[START OF Listing]
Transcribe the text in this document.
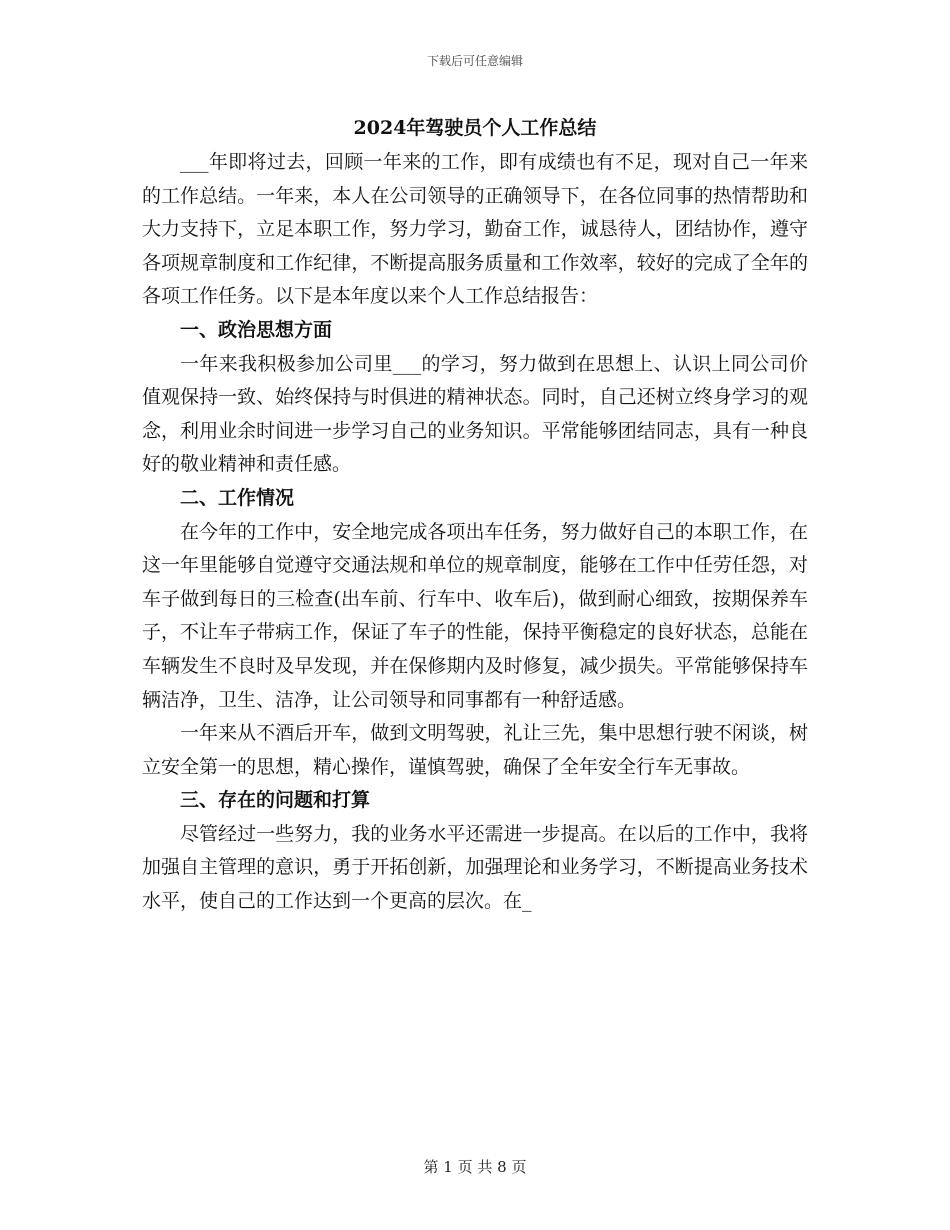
下载后可任意编辑
2024年驾驶员个人工作总结

___年即将过去，回顾一年来的工作，即有成绩也有不足，现对自己一年来的工作总结。一年来，本人在公司领导的正确领导下，在各位同事的热情帮助和大力支持下，立足本职工作，努力学习，勤奋工作，诚恳待人，团结协作，遵守各项规章制度和工作纪律，不断提高服务质量和工作效率，较好的完成了全年的各项工作任务。以下是本年度以来个人工作总结报告：

一、政治思想方面

一年来我积极参加公司里___的学习，努力做到在思想上、认识上同公司价值观保持一致、始终保持与时俱进的精神状态。同时，自己还树立终身学习的观念，利用业余时间进一步学习自己的业务知识。平常能够团结同志，具有一种良好的敬业精神和责任感。

二、工作情况

在今年的工作中，安全地完成各项出车任务，努力做好自己的本职工作，在这一年里能够自觉遵守交通法规和单位的规章制度，能够在工作中任劳任怨，对车子做到每日的三检查(出车前、行车中、收车后)，做到耐心细致，按期保养车子，不让车子带病工作，保证了车子的性能，保持平衡稳定的良好状态，总能在车辆发生不良时及早发现，并在保修期内及时修复，减少损失。平常能够保持车辆洁净，卫生、洁净，让公司领导和同事都有一种舒适感。

一年来从不酒后开车，做到文明驾驶，礼让三先，集中思想行驶不闲谈，树立安全第一的思想，精心操作，谨慎驾驶，确保了全年安全行车无事故。

三、存在的问题和打算

尽管经过一些努力，我的业务水平还需进一步提高。在以后的工作中，我将加强自主管理的意识，勇于开拓创新，加强理论和业务学习，不断提高业务技术水平，使自己的工作达到一个更高的层次。在_

第 1 页 共 8 页
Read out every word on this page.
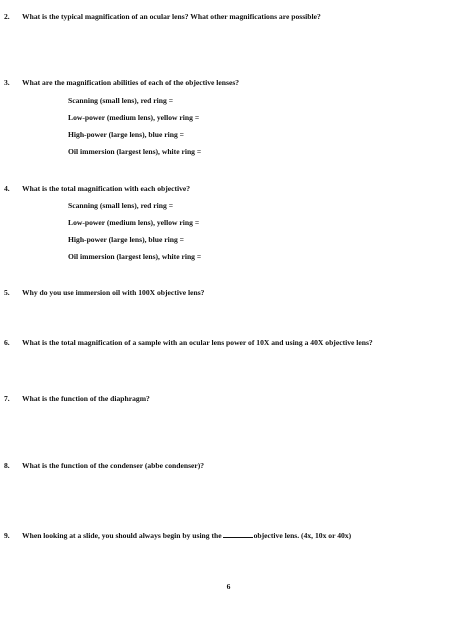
2. What is the typical magnification of an ocular lens? What other magnifications are possible?
3. What are the magnification abilities of each of the objective lenses?
Scanning (small lens), red ring =
Low-power (medium lens), yellow ring =
High-power (large lens), blue ring =
Oil immersion (largest lens), white ring =
4. What is the total magnification with each objective?
Scanning (small lens), red ring =
Low-power (medium lens), yellow ring =
High-power (large lens), blue ring =
Oil immersion (largest lens), white ring =
5. Why do you use immersion oil with 100X objective lens?
6. What is the total magnification of a sample with an ocular lens power of 10X and using a 40X objective lens?
7. What is the function of the diaphragm?
8. What is the function of the condenser (abbe condenser)?
9. When looking at a slide, you should always begin by using the	objective lens. (4x, 10x or 40x)
6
[END OF Listing]
Problem statement: Collect every line from the records above that contains the word "each".

Exercise answer:
3. What are the magnification abilities of each of the objective lenses?
4. What is the total magnification with each objective?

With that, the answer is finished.